Required work: Here are some records; copy every line that holds the word "label".

[Dataset records]
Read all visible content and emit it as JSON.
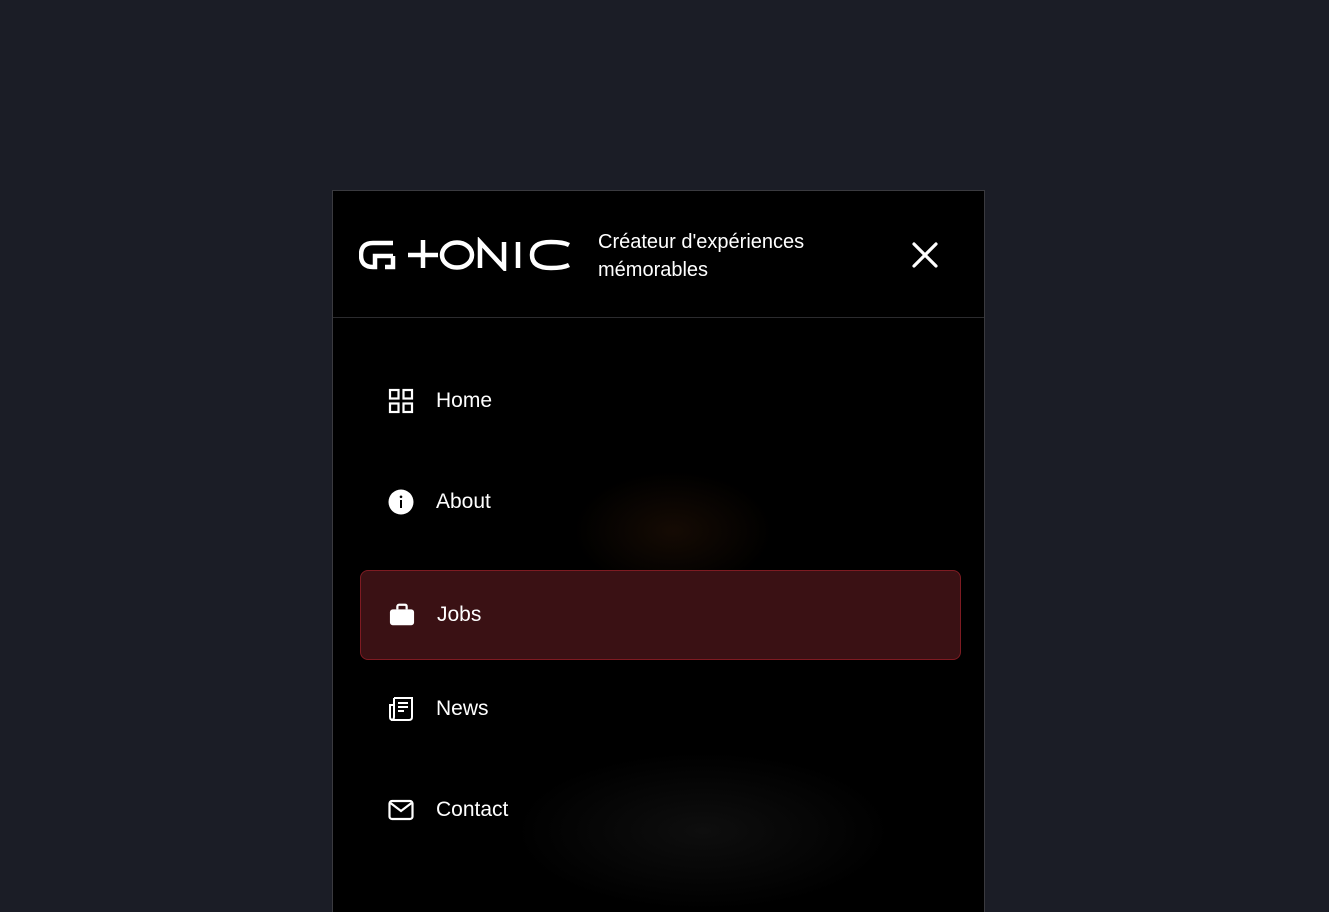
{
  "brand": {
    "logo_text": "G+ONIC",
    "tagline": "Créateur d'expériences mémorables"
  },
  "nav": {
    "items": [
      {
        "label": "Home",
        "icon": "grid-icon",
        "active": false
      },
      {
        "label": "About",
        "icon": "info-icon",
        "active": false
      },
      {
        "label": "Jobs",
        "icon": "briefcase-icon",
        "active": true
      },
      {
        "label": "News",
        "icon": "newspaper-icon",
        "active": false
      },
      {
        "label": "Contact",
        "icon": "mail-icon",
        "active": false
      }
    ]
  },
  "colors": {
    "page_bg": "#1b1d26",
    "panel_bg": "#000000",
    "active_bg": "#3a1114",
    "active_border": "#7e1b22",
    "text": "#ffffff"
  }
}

Answer to the task:
        "label": "Home",
        "label": "About",
        "label": "Jobs",
        "label": "News",
        "label": "Contact",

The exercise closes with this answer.